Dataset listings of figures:

────

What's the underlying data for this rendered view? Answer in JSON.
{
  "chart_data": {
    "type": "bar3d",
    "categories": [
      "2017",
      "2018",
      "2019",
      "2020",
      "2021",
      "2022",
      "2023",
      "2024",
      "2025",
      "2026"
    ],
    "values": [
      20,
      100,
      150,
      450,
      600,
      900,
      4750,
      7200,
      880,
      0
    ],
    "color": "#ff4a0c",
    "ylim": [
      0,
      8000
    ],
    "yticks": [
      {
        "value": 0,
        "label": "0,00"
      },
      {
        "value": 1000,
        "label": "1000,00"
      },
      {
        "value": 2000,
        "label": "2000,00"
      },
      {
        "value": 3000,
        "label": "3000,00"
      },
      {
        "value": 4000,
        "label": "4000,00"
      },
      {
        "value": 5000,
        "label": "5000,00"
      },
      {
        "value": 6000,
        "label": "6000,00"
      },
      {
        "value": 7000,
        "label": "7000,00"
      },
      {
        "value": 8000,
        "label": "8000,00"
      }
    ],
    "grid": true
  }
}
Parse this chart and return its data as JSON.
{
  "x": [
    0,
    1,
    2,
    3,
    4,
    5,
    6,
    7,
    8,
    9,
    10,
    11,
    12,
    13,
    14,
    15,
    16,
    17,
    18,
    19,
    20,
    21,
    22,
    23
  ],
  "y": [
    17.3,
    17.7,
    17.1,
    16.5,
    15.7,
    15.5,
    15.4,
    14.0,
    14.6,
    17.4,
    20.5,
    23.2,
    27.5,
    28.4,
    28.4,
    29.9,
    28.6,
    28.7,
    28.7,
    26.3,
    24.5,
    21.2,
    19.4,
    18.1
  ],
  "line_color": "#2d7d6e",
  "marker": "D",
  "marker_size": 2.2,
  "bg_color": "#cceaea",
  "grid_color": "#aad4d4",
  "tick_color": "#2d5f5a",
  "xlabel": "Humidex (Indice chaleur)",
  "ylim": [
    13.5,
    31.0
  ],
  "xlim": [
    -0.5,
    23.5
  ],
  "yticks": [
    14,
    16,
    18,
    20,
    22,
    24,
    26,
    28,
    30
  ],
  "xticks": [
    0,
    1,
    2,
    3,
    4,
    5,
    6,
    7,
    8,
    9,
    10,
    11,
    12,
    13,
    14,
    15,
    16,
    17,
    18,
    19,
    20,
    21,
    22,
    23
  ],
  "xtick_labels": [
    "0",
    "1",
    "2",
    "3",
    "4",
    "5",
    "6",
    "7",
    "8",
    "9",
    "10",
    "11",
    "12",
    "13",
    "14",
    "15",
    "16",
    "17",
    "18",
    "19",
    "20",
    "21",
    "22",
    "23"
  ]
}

────

Task to carry out:
Write out all of the records once more, exactly.

Full answer:
What's the underlying data for this rendered view? Answer in JSON.
{
  "chart_data": {
    "type": "bar3d",
    "categories": [
      "2017",
      "2018",
      "2019",
      "2020",
      "2021",
      "2022",
      "2023",
      "2024",
      "2025",
      "2026"
    ],
    "values": [
      20,
      100,
      150,
      450,
      600,
      900,
      4750,
      7200,
      880,
      0
    ],
    "color": "#ff4a0c",
    "ylim": [
      0,
      8000
    ],
    "yticks": [
      {
        "value": 0,
        "label": "0,00"
      },
      {
        "value": 1000,
        "label": "1000,00"
      },
      {
        "value": 2000,
        "label": "2000,00"
      },
      {
        "value": 3000,
        "label": "3000,00"
      },
      {
        "value": 4000,
        "label": "4000,00"
      },
      {
        "value": 5000,
        "label": "5000,00"
      },
      {
        "value": 6000,
        "label": "6000,00"
      },
      {
        "value": 7000,
        "label": "7000,00"
      },
      {
        "value": 8000,
        "label": "8000,00"
      }
    ],
    "grid": true
  }
}
Parse this chart and return its data as JSON.
{
  "x": [
    0,
    1,
    2,
    3,
    4,
    5,
    6,
    7,
    8,
    9,
    10,
    11,
    12,
    13,
    14,
    15,
    16,
    17,
    18,
    19,
    20,
    21,
    22,
    23
  ],
  "y": [
    17.3,
    17.7,
    17.1,
    16.5,
    15.7,
    15.5,
    15.4,
    14.0,
    14.6,
    17.4,
    20.5,
    23.2,
    27.5,
    28.4,
    28.4,
    29.9,
    28.6,
    28.7,
    28.7,
    26.3,
    24.5,
    21.2,
    19.4,
    18.1
  ],
  "line_color": "#2d7d6e",
  "marker": "D",
  "marker_size": 2.2,
  "bg_color": "#cceaea",
  "grid_color": "#aad4d4",
  "tick_color": "#2d5f5a",
  "xlabel": "Humidex (Indice chaleur)",
  "ylim": [
    13.5,
    31.0
  ],
  "xlim": [
    -0.5,
    23.5
  ],
  "yticks": [
    14,
    16,
    18,
    20,
    22,
    24,
    26,
    28,
    30
  ],
  "xticks": [
    0,
    1,
    2,
    3,
    4,
    5,
    6,
    7,
    8,
    9,
    10,
    11,
    12,
    13,
    14,
    15,
    16,
    17,
    18,
    19,
    20,
    21,
    22,
    23
  ],
  "xtick_labels": [
    "0",
    "1",
    "2",
    "3",
    "4",
    "5",
    "6",
    "7",
    "8",
    "9",
    "10",
    "11",
    "12",
    "13",
    "14",
    "15",
    "16",
    "17",
    "18",
    "19",
    "20",
    "21",
    "22",
    "23"
  ]
}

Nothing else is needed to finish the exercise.